§ Exercise goal
Reproduce the entries below in full, word for word.

§ Supplied information
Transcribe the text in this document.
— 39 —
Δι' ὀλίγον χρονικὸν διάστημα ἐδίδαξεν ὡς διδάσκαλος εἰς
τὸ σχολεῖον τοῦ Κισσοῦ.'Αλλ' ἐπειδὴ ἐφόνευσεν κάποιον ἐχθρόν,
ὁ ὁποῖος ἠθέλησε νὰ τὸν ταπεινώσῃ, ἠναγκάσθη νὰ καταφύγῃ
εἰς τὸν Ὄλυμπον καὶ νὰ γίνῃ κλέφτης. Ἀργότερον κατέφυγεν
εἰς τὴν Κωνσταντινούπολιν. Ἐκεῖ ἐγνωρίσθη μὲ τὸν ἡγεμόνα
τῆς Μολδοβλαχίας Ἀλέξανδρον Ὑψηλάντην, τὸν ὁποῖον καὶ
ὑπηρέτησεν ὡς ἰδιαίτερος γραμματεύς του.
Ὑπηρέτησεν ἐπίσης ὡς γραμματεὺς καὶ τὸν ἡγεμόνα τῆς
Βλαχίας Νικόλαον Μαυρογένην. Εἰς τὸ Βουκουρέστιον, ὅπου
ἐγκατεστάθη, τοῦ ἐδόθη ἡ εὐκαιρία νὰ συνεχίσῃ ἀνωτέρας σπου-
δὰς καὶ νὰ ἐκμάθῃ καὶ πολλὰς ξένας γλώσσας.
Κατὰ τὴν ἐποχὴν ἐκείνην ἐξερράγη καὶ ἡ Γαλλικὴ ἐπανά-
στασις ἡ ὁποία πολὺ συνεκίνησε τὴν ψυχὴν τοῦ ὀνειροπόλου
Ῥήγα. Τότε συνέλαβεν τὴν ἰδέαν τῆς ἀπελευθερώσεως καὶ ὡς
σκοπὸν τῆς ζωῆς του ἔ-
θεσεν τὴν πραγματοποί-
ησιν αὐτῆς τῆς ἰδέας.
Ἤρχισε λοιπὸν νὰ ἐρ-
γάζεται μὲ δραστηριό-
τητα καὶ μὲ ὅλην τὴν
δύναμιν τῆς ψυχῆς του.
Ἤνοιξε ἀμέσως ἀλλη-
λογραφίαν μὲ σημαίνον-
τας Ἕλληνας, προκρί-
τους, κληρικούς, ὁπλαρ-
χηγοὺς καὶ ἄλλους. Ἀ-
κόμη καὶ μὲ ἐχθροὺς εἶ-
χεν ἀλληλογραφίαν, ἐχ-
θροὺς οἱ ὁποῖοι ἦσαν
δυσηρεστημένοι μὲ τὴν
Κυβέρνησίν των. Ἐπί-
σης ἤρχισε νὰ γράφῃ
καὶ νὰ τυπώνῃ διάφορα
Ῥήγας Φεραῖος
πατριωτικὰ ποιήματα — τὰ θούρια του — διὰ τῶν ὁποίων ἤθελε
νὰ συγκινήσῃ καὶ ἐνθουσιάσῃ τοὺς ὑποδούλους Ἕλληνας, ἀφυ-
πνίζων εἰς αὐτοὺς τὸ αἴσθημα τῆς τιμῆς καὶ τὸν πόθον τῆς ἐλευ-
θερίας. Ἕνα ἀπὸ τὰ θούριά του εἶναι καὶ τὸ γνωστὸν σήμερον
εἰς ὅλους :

§ Reply
Transcribe the text in this document.
— 39 —
Δι' ὀλίγον χρονικὸν διάστημα ἐδίδαξεν ὡς διδάσκαλος εἰς
τὸ σχολεῖον τοῦ Κισσοῦ.'Αλλ' ἐπειδὴ ἐφόνευσεν κάποιον ἐχθρόν,
ὁ ὁποῖος ἠθέλησε νὰ τὸν ταπεινώσῃ, ἠναγκάσθη νὰ καταφύγῃ
εἰς τὸν Ὄλυμπον καὶ νὰ γίνῃ κλέφτης. Ἀργότερον κατέφυγεν
εἰς τὴν Κωνσταντινούπολιν. Ἐκεῖ ἐγνωρίσθη μὲ τὸν ἡγεμόνα
τῆς Μολδοβλαχίας Ἀλέξανδρον Ὑψηλάντην, τὸν ὁποῖον καὶ
ὑπηρέτησεν ὡς ἰδιαίτερος γραμματεύς του.
Ὑπηρέτησεν ἐπίσης ὡς γραμματεὺς καὶ τὸν ἡγεμόνα τῆς
Βλαχίας Νικόλαον Μαυρογένην. Εἰς τὸ Βουκουρέστιον, ὅπου
ἐγκατεστάθη, τοῦ ἐδόθη ἡ εὐκαιρία νὰ συνεχίσῃ ἀνωτέρας σπου-
δὰς καὶ νὰ ἐκμάθῃ καὶ πολλὰς ξένας γλώσσας.
Κατὰ τὴν ἐποχὴν ἐκείνην ἐξερράγη καὶ ἡ Γαλλικὴ ἐπανά-
στασις ἡ ὁποία πολὺ συνεκίνησε τὴν ψυχὴν τοῦ ὀνειροπόλου
Ῥήγα. Τότε συνέλαβεν τὴν ἰδέαν τῆς ἀπελευθερώσεως καὶ ὡς
σκοπὸν τῆς ζωῆς του ἔ-
θεσεν τὴν πραγματοποί-
ησιν αὐτῆς τῆς ἰδέας.
Ἤρχισε λοιπὸν νὰ ἐρ-
γάζεται μὲ δραστηριό-
τητα καὶ μὲ ὅλην τὴν
δύναμιν τῆς ψυχῆς του.
Ἤνοιξε ἀμέσως ἀλλη-
λογραφίαν μὲ σημαίνον-
τας Ἕλληνας, προκρί-
τους, κληρικούς, ὁπλαρ-
χηγοὺς καὶ ἄλλους. Ἀ-
κόμη καὶ μὲ ἐχθροὺς εἶ-
χεν ἀλληλογραφίαν, ἐχ-
θροὺς οἱ ὁποῖοι ἦσαν
δυσηρεστημένοι μὲ τὴν
Κυβέρνησίν των. Ἐπί-
σης ἤρχισε νὰ γράφῃ
καὶ νὰ τυπώνῃ διάφορα
Ῥήγας Φεραῖος
πατριωτικὰ ποιήματα — τὰ θούρια του — διὰ τῶν ὁποίων ἤθελε
νὰ συγκινήσῃ καὶ ἐνθουσιάσῃ τοὺς ὑποδούλους Ἕλληνας, ἀφυ-
πνίζων εἰς αὐτοὺς τὸ αἴσθημα τῆς τιμῆς καὶ τὸν πόθον τῆς ἐλευ-
θερίας. Ἕνα ἀπὸ τὰ θούριά του εἶναι καὶ τὸ γνωστὸν σήμερον
εἰς ὅλους :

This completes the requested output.